WHAT YOU NEED TO DO :: Copy the data below word for word, from its first line through the line containing "curve-label: 50° bbox=[655, 341, 680, 356]", including that line.

=== EXERCISE MATERIAL ===

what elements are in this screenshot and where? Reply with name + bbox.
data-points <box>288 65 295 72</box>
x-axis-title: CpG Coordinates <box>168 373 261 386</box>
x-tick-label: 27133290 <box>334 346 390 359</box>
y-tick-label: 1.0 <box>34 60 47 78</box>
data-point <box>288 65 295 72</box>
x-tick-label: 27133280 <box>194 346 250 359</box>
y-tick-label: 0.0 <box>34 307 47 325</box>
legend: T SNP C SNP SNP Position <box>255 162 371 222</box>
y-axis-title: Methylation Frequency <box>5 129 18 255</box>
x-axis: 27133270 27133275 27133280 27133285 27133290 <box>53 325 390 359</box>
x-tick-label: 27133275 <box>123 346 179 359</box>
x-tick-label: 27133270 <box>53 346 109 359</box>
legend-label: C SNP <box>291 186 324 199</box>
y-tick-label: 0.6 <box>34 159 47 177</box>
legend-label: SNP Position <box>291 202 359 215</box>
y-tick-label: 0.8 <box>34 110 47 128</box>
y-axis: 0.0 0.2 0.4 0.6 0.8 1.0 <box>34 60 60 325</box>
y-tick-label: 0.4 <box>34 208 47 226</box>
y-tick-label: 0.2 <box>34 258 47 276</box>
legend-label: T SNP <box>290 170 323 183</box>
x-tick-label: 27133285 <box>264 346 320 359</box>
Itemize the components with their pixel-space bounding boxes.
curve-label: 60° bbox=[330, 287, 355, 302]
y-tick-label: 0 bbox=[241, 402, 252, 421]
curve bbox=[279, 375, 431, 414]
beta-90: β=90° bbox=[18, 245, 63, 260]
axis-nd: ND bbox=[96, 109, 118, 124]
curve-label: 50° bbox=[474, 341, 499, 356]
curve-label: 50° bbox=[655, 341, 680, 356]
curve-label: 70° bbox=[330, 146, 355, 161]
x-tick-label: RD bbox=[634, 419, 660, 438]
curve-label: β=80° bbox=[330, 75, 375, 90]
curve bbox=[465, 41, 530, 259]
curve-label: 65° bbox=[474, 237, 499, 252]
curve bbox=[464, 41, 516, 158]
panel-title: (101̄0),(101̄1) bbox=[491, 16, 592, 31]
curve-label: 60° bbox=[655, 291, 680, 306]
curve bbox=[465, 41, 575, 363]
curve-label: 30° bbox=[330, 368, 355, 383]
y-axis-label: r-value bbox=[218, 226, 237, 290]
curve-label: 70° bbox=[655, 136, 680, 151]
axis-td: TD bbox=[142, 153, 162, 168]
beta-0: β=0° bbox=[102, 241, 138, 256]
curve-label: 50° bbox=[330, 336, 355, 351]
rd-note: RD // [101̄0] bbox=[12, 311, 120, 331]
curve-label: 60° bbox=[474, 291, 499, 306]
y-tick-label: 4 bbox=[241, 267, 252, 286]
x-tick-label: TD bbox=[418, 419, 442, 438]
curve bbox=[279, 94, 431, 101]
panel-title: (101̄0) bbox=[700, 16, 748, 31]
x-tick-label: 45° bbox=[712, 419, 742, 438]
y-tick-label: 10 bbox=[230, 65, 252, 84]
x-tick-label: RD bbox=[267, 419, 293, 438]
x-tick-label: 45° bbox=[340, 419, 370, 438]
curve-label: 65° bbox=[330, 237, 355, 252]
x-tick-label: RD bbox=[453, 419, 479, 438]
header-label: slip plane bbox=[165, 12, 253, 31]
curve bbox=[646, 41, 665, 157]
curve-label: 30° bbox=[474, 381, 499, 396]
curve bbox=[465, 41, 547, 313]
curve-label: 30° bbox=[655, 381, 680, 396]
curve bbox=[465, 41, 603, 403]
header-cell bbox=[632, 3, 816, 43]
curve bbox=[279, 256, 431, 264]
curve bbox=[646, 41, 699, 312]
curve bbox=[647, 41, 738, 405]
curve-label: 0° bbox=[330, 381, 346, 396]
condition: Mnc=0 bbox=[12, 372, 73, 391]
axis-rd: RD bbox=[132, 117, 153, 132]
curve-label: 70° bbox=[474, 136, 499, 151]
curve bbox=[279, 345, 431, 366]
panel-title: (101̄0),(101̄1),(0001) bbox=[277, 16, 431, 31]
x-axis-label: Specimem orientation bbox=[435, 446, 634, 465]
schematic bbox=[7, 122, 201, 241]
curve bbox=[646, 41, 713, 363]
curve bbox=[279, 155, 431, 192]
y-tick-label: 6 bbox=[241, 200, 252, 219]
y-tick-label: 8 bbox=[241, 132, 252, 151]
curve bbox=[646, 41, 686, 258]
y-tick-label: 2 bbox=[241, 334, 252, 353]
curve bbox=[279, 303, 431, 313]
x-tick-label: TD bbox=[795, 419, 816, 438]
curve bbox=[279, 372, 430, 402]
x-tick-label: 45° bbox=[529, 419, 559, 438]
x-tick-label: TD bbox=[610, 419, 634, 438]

===

OUTPUT FOR THIS TASK ::
what elements are in this screenshot and where? Reply with name + bbox.
data-points <box>288 65 295 72</box>
x-axis-title: CpG Coordinates <box>168 373 261 386</box>
x-tick-label: 27133290 <box>334 346 390 359</box>
y-tick-label: 1.0 <box>34 60 47 78</box>
data-point <box>288 65 295 72</box>
x-tick-label: 27133280 <box>194 346 250 359</box>
y-tick-label: 0.0 <box>34 307 47 325</box>
legend: T SNP C SNP SNP Position <box>255 162 371 222</box>
y-axis-title: Methylation Frequency <box>5 129 18 255</box>
x-axis: 27133270 27133275 27133280 27133285 27133290 <box>53 325 390 359</box>
x-tick-label: 27133275 <box>123 346 179 359</box>
x-tick-label: 27133270 <box>53 346 109 359</box>
legend-label: C SNP <box>291 186 324 199</box>
y-tick-label: 0.6 <box>34 159 47 177</box>
legend-label: SNP Position <box>291 202 359 215</box>
y-tick-label: 0.8 <box>34 110 47 128</box>
y-axis: 0.0 0.2 0.4 0.6 0.8 1.0 <box>34 60 60 325</box>
y-tick-label: 0.4 <box>34 208 47 226</box>
y-tick-label: 0.2 <box>34 258 47 276</box>
legend-label: T SNP <box>290 170 323 183</box>
x-tick-label: 27133285 <box>264 346 320 359</box>
Itemize the components with their pixel-space bounding boxes.
curve-label: 60° bbox=[330, 287, 355, 302]
y-tick-label: 0 bbox=[241, 402, 252, 421]
curve bbox=[279, 375, 431, 414]
beta-90: β=90° bbox=[18, 245, 63, 260]
axis-nd: ND bbox=[96, 109, 118, 124]
curve-label: 50° bbox=[474, 341, 499, 356]
curve-label: 50° bbox=[655, 341, 680, 356]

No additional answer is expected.